§ Task description
Are you able to retype all the records below exactly?

/---

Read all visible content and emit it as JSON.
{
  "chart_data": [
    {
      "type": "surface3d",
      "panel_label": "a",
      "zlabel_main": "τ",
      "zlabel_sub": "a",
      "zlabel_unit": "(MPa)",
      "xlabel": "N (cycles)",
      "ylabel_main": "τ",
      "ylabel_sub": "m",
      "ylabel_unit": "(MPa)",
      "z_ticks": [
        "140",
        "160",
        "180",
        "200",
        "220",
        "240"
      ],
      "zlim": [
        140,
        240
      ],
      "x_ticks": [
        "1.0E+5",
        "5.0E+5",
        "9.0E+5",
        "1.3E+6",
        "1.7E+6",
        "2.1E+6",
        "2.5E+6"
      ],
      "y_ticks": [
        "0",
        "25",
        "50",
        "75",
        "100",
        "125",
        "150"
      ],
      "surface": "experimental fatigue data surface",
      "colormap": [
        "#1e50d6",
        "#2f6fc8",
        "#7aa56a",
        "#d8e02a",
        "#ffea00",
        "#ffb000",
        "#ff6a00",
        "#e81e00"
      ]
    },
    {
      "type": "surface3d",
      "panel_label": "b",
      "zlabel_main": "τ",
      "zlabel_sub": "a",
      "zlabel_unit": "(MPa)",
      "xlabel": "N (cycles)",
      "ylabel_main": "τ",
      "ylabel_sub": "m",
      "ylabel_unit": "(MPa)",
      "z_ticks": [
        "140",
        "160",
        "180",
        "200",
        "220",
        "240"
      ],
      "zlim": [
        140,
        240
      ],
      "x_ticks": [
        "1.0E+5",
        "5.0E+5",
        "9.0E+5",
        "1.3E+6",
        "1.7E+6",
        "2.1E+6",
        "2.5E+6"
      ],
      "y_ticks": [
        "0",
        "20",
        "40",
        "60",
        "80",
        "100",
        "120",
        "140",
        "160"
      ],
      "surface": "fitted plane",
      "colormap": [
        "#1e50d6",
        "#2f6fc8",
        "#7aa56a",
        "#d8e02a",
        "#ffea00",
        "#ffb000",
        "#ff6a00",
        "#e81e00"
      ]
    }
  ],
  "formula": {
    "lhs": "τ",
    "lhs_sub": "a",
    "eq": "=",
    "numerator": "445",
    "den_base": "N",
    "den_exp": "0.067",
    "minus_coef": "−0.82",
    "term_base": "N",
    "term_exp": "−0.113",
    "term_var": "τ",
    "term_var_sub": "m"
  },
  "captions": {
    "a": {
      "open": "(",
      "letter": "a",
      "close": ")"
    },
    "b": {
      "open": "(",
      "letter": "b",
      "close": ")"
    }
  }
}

\---

§ Result of the task
Read all visible content and emit it as JSON.
{
  "chart_data": [
    {
      "type": "surface3d",
      "panel_label": "a",
      "zlabel_main": "τ",
      "zlabel_sub": "a",
      "zlabel_unit": "(MPa)",
      "xlabel": "N (cycles)",
      "ylabel_main": "τ",
      "ylabel_sub": "m",
      "ylabel_unit": "(MPa)",
      "z_ticks": [
        "140",
        "160",
        "180",
        "200",
        "220",
        "240"
      ],
      "zlim": [
        140,
        240
      ],
      "x_ticks": [
        "1.0E+5",
        "5.0E+5",
        "9.0E+5",
        "1.3E+6",
        "1.7E+6",
        "2.1E+6",
        "2.5E+6"
      ],
      "y_ticks": [
        "0",
        "25",
        "50",
        "75",
        "100",
        "125",
        "150"
      ],
      "surface": "experimental fatigue data surface",
      "colormap": [
        "#1e50d6",
        "#2f6fc8",
        "#7aa56a",
        "#d8e02a",
        "#ffea00",
        "#ffb000",
        "#ff6a00",
        "#e81e00"
      ]
    },
    {
      "type": "surface3d",
      "panel_label": "b",
      "zlabel_main": "τ",
      "zlabel_sub": "a",
      "zlabel_unit": "(MPa)",
      "xlabel": "N (cycles)",
      "ylabel_main": "τ",
      "ylabel_sub": "m",
      "ylabel_unit": "(MPa)",
      "z_ticks": [
        "140",
        "160",
        "180",
        "200",
        "220",
        "240"
      ],
      "zlim": [
        140,
        240
      ],
      "x_ticks": [
        "1.0E+5",
        "5.0E+5",
        "9.0E+5",
        "1.3E+6",
        "1.7E+6",
        "2.1E+6",
        "2.5E+6"
      ],
      "y_ticks": [
        "0",
        "20",
        "40",
        "60",
        "80",
        "100",
        "120",
        "140",
        "160"
      ],
      "surface": "fitted plane",
      "colormap": [
        "#1e50d6",
        "#2f6fc8",
        "#7aa56a",
        "#d8e02a",
        "#ffea00",
        "#ffb000",
        "#ff6a00",
        "#e81e00"
      ]
    }
  ],
  "formula": {
    "lhs": "τ",
    "lhs_sub": "a",
    "eq": "=",
    "numerator": "445",
    "den_base": "N",
    "den_exp": "0.067",
    "minus_coef": "−0.82",
    "term_base": "N",
    "term_exp": "−0.113",
    "term_var": "τ",
    "term_var_sub": "m"
  },
  "captions": {
    "a": {
      "open": "(",
      "letter": "a",
      "close": ")"
    },
    "b": {
      "open": "(",
      "letter": "b",
      "close": ")"
    }
  }
}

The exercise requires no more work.